→ The task
Check every line of the entries that follow, and copy the ones containing "skladových".

→ Dataset extract
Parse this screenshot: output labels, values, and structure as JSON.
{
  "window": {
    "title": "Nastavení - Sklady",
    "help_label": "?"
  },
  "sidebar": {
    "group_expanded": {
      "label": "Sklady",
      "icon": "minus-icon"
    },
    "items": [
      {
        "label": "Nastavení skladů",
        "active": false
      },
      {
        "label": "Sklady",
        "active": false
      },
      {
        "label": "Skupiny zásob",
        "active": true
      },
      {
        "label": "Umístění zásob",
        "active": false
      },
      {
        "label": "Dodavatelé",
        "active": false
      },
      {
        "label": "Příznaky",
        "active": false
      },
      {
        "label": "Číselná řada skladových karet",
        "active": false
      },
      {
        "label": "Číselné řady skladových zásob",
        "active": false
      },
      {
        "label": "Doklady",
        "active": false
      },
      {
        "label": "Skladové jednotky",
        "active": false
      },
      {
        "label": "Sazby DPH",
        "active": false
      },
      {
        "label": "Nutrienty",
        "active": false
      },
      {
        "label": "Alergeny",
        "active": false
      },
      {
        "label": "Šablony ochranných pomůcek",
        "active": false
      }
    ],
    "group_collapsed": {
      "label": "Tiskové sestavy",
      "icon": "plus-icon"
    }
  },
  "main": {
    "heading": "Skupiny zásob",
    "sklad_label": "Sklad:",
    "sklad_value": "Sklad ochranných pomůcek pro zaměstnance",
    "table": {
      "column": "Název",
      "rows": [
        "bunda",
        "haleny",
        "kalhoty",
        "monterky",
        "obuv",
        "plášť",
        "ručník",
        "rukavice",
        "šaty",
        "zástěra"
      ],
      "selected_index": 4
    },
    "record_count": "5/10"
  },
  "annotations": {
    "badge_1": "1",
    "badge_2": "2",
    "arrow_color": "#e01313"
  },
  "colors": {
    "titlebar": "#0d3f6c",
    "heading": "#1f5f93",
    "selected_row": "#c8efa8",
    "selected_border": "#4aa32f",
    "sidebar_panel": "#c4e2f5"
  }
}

→ Written solution
        "label": "Číselná řada skladových karet",
        "label": "Číselné řady skladových zásob",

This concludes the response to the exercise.